-- Start of INPUT --

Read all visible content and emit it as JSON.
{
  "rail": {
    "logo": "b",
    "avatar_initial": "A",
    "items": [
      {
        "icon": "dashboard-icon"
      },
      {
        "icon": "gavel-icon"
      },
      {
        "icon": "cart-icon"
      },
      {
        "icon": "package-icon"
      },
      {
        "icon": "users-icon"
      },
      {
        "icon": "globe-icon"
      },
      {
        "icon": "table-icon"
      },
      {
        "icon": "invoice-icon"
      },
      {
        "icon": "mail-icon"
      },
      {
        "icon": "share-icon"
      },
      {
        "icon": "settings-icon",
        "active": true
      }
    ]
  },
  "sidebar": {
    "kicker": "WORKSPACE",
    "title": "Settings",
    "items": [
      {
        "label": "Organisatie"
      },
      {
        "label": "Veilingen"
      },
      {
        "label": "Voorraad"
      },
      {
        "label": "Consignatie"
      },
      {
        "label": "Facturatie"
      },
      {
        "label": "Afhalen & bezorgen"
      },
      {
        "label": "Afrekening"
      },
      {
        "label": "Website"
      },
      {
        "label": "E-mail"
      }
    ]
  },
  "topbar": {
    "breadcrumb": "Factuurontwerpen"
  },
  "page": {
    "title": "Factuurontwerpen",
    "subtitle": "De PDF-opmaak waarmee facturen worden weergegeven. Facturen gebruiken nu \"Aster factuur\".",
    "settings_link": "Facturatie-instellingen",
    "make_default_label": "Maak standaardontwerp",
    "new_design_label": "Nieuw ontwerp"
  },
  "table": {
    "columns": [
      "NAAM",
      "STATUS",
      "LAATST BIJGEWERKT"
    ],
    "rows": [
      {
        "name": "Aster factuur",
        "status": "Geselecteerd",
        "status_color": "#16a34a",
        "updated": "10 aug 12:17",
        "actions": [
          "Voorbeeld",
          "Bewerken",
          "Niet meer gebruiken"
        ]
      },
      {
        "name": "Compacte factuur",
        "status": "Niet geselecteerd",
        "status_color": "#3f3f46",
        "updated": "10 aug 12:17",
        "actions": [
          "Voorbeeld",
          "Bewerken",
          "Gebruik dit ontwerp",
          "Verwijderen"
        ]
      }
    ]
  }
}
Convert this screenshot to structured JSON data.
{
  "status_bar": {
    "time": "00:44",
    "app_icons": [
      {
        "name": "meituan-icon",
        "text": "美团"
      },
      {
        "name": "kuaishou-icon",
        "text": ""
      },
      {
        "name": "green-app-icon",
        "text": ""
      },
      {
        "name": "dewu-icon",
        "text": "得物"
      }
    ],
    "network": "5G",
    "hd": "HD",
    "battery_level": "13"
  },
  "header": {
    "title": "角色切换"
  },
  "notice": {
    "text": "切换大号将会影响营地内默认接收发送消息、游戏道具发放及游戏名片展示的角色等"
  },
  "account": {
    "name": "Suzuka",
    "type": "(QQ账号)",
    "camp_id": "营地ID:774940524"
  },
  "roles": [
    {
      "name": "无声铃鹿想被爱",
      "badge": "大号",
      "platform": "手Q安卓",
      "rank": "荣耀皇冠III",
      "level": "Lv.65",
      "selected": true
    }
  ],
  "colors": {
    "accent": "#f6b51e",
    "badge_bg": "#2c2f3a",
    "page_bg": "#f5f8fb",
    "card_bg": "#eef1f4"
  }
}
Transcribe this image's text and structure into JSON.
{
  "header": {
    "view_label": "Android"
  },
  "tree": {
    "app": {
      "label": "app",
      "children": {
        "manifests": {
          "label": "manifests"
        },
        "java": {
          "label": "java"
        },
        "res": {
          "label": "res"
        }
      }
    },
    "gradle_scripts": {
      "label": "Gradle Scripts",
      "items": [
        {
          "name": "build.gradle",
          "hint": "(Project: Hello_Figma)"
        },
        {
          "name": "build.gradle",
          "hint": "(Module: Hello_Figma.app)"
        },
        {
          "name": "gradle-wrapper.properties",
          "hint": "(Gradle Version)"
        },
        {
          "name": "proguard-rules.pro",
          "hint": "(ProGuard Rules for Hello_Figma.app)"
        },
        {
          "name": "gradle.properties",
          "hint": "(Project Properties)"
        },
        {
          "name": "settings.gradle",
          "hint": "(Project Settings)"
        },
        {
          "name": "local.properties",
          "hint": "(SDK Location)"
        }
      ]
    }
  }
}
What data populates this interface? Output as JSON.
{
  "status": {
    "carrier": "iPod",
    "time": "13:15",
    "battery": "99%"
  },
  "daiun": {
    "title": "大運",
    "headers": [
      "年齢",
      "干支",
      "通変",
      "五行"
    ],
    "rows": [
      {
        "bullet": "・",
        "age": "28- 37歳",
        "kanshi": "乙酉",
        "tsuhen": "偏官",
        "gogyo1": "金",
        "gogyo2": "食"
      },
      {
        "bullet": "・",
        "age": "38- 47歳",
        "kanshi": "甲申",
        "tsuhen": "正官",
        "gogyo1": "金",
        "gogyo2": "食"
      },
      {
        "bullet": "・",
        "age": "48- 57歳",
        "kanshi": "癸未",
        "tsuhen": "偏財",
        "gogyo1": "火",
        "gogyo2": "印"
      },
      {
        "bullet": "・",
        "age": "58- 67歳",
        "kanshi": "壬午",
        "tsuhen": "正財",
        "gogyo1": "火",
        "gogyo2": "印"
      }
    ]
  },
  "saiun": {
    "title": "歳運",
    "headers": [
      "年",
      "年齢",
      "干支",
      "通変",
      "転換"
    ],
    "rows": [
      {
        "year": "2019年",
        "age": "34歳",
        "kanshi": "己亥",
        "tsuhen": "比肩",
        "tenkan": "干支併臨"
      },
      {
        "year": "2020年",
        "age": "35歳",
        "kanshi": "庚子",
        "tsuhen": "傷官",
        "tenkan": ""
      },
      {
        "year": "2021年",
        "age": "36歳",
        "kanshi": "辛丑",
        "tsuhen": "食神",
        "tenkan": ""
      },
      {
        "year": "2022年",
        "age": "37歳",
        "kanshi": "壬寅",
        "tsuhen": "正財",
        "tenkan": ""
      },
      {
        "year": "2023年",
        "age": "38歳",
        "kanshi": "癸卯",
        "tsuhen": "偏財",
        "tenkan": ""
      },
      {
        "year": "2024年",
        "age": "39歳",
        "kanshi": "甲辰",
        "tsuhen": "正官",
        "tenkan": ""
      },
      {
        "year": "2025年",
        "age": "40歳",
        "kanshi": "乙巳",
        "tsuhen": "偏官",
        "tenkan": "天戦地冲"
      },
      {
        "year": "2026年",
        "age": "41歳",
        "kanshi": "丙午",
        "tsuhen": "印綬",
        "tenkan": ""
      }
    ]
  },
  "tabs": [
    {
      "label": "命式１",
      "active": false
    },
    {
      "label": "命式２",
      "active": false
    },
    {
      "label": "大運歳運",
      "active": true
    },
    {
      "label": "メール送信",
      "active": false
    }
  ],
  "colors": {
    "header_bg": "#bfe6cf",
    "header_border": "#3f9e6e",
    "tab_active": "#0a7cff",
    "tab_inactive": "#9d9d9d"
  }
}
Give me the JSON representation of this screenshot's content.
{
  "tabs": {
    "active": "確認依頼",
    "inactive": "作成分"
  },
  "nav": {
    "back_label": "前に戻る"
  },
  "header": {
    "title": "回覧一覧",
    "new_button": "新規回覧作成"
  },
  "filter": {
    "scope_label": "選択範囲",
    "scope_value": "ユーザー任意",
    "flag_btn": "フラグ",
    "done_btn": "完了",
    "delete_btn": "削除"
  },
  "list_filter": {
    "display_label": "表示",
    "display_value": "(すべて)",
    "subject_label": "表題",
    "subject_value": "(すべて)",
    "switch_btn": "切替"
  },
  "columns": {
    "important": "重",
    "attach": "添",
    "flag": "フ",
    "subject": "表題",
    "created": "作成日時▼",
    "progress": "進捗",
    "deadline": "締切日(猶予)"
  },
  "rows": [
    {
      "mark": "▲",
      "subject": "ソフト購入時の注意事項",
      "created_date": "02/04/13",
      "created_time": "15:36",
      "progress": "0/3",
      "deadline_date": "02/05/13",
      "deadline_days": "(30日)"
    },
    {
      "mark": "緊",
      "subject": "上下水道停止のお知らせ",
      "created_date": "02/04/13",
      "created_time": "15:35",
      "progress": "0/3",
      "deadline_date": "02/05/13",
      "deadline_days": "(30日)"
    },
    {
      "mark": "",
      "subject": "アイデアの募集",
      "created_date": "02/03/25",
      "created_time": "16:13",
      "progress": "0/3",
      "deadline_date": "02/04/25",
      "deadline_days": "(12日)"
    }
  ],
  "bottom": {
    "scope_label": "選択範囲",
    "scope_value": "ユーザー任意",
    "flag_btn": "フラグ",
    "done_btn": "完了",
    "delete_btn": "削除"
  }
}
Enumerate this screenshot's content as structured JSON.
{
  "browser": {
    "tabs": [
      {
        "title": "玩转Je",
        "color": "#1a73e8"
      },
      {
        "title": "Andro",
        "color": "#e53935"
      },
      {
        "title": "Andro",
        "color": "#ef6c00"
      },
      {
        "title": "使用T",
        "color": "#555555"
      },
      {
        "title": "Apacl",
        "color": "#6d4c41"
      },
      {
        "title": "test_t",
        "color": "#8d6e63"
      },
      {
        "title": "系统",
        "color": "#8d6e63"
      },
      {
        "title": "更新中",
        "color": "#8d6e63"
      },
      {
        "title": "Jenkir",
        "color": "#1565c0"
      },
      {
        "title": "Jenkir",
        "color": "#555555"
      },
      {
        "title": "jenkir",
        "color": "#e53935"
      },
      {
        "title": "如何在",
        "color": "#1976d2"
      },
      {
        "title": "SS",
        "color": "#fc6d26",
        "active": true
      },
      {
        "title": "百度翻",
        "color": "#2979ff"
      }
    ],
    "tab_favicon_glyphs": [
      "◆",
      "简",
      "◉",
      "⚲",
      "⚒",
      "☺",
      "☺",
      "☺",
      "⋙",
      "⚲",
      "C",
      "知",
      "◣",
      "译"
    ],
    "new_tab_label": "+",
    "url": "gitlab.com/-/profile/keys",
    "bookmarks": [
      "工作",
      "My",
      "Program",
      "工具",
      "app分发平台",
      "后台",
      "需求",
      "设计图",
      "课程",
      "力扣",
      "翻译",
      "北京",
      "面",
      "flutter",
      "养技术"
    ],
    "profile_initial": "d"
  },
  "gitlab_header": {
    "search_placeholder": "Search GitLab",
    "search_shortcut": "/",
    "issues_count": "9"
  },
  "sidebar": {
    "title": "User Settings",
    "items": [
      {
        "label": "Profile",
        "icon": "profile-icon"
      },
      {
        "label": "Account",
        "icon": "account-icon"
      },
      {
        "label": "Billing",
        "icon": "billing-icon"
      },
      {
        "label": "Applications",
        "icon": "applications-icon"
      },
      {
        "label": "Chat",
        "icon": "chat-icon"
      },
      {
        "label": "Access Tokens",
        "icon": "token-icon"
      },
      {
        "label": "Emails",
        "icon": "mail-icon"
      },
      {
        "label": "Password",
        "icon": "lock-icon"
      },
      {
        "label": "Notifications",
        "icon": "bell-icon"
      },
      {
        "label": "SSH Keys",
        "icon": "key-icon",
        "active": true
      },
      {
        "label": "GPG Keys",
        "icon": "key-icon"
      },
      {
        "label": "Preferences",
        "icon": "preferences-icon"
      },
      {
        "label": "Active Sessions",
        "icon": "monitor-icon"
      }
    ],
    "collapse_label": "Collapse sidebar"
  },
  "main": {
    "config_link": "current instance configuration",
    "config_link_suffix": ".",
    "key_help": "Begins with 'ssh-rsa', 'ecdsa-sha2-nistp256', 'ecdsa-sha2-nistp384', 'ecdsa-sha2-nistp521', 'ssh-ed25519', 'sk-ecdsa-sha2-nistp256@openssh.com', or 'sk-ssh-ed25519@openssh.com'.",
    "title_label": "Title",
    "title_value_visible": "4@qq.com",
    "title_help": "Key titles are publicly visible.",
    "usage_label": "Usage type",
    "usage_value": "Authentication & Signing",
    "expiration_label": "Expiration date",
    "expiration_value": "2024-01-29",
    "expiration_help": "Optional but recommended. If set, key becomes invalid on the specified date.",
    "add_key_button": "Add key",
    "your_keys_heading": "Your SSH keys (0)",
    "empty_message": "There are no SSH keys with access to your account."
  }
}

-- End of INPUT --

* GOAL *
From the records above, copy every line that holds the word "kanshi".

* OUTPUT FOR THIS TASK *
        "kanshi": "乙酉",
        "kanshi": "甲申",
        "kanshi": "癸未",
        "kanshi": "壬午",
        "kanshi": "己亥",
        "kanshi": "庚子",
        "kanshi": "辛丑",
        "kanshi": "壬寅",
        "kanshi": "癸卯",
        "kanshi": "甲辰",
        "kanshi": "乙巳",
        "kanshi": "丙午",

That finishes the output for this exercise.